- _Task brief_
Copy each line where the word "ставка" occurs.

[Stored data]

** Start **

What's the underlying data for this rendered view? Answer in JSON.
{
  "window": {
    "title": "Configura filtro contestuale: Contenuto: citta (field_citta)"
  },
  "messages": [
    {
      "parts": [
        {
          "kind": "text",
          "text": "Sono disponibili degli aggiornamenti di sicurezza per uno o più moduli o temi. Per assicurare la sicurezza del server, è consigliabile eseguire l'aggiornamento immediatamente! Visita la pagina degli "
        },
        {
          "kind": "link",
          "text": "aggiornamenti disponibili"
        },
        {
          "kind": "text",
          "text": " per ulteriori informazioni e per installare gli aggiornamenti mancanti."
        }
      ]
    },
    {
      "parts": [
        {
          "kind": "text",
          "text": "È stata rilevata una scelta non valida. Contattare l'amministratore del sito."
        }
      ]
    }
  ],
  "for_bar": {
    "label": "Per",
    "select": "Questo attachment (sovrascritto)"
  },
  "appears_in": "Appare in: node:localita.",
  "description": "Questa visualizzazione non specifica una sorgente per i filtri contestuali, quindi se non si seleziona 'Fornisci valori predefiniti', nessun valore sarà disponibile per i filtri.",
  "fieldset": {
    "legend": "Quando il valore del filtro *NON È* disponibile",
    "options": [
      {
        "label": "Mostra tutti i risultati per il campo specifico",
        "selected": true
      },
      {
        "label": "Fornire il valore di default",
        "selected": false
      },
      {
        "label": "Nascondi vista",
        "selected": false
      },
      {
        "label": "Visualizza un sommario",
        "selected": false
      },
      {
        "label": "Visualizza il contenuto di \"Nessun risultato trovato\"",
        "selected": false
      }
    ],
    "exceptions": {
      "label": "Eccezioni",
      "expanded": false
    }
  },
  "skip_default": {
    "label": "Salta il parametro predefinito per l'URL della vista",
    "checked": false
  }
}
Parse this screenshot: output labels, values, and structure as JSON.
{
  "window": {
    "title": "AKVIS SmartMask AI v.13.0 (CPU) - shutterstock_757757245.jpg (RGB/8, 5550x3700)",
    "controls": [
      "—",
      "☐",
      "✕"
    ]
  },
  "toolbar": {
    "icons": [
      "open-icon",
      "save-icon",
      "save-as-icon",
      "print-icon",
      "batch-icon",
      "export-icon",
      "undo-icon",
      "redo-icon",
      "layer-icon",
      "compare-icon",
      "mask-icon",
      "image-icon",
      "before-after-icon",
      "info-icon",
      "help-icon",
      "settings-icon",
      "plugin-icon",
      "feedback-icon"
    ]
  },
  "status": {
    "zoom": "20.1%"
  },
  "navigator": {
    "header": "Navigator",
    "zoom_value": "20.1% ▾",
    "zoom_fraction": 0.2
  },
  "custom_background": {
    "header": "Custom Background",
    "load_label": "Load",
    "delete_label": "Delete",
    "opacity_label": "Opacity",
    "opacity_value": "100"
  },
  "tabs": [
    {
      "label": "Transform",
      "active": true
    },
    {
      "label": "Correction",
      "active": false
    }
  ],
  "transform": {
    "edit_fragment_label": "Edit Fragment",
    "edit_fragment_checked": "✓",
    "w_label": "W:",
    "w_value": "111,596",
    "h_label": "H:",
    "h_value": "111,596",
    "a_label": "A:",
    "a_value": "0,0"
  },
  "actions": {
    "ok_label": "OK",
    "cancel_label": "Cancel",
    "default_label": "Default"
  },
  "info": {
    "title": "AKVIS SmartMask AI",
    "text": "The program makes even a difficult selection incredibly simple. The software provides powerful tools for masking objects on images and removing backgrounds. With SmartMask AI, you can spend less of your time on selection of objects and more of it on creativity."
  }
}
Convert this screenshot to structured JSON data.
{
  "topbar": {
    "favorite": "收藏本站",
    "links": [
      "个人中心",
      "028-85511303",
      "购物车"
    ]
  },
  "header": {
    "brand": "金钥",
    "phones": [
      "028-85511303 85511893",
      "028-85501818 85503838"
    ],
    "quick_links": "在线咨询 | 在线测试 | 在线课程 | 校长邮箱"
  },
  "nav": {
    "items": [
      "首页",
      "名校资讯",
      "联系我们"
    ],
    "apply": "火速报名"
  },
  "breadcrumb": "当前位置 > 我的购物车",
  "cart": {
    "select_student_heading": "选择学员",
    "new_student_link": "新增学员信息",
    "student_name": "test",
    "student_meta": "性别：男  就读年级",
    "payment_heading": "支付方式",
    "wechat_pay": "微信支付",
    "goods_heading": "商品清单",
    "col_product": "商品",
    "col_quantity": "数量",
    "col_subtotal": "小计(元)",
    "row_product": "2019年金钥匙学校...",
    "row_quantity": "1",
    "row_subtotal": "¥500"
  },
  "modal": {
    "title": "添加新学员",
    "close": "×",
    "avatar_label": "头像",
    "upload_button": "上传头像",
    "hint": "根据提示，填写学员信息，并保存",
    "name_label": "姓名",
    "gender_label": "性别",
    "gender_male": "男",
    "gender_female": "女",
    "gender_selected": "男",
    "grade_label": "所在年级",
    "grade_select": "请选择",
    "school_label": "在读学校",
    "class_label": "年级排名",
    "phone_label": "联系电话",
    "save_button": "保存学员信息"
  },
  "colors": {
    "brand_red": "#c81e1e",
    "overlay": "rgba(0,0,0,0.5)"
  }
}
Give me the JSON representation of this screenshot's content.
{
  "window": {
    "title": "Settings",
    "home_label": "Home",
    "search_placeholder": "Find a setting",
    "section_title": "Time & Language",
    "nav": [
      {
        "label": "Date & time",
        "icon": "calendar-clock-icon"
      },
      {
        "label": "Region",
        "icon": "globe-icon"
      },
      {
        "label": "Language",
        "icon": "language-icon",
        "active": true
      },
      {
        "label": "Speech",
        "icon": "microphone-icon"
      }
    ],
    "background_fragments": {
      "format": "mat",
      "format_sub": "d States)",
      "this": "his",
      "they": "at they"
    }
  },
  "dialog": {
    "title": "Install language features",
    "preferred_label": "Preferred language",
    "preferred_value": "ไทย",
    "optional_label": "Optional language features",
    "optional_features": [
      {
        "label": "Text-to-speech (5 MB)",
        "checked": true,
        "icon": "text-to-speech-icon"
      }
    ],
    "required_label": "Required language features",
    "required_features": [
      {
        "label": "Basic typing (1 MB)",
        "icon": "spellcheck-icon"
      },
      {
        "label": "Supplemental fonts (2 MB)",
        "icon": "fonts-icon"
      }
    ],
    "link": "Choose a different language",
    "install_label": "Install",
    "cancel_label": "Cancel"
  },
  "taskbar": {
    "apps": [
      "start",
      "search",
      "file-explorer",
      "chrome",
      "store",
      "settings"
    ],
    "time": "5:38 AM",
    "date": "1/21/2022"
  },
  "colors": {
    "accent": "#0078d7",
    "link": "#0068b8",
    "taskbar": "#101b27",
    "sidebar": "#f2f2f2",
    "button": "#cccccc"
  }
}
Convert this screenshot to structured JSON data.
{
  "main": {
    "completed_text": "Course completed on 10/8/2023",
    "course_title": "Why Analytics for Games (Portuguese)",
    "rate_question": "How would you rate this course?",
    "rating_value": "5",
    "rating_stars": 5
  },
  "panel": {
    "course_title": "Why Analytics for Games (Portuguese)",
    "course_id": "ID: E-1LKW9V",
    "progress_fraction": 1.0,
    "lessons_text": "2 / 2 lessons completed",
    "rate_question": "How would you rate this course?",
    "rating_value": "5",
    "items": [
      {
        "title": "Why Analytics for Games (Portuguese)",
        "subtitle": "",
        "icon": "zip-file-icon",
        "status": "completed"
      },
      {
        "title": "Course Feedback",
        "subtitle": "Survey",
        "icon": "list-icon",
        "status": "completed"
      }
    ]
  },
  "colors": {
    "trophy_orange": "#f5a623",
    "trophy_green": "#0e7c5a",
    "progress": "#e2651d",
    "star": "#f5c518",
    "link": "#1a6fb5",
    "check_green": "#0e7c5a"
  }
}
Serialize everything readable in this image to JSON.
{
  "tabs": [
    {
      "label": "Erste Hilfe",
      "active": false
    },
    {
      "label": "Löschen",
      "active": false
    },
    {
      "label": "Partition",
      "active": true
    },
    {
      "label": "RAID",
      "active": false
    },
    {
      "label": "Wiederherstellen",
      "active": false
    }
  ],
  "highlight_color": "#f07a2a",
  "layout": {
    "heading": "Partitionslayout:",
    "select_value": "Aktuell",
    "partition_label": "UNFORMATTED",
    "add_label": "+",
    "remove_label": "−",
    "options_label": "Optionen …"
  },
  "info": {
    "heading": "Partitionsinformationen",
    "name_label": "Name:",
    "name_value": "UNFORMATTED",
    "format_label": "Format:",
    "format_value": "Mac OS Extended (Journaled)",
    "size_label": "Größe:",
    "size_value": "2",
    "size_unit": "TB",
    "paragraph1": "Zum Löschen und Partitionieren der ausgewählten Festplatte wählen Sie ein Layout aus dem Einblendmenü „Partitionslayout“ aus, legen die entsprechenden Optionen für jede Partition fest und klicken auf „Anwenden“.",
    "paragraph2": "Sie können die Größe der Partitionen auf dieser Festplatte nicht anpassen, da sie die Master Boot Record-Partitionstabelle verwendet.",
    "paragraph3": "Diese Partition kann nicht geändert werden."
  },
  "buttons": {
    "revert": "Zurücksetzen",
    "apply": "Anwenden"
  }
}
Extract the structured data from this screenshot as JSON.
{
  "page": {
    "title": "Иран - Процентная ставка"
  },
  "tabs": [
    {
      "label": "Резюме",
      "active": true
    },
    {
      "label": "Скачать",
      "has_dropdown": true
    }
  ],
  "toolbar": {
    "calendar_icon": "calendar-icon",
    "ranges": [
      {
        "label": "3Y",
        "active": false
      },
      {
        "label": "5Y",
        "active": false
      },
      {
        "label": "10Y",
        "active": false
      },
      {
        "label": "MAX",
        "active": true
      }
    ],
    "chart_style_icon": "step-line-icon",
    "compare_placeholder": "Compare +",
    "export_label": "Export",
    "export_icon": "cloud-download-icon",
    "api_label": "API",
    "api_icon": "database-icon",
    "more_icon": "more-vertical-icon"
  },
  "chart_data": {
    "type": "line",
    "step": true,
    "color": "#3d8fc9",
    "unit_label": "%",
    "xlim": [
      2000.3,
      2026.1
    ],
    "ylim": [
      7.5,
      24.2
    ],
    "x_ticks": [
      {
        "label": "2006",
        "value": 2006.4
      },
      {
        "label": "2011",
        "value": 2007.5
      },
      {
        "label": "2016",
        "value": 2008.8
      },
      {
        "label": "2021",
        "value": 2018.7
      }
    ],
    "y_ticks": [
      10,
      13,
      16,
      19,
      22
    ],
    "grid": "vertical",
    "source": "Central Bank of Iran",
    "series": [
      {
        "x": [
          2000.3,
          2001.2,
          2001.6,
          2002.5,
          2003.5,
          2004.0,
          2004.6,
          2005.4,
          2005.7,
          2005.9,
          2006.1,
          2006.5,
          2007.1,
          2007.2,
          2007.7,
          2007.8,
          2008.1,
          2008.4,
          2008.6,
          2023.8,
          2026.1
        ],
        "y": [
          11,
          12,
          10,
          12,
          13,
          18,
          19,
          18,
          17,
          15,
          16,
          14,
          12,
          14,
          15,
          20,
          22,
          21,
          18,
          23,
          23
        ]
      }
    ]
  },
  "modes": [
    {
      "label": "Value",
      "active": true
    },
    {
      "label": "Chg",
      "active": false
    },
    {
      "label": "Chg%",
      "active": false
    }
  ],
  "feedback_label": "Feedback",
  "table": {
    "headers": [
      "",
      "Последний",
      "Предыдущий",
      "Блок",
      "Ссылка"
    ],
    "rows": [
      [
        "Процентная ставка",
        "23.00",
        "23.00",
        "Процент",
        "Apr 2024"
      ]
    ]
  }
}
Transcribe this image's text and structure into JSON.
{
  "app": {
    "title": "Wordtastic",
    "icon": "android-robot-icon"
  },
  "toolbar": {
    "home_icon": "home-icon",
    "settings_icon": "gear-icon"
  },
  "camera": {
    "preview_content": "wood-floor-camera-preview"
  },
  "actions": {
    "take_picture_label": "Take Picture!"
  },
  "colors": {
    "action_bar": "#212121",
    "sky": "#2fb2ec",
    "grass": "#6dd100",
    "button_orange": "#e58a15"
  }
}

** End **

- _Solution below_
    "title": "Иран - Процентная ставка"
        "Процентная ставка",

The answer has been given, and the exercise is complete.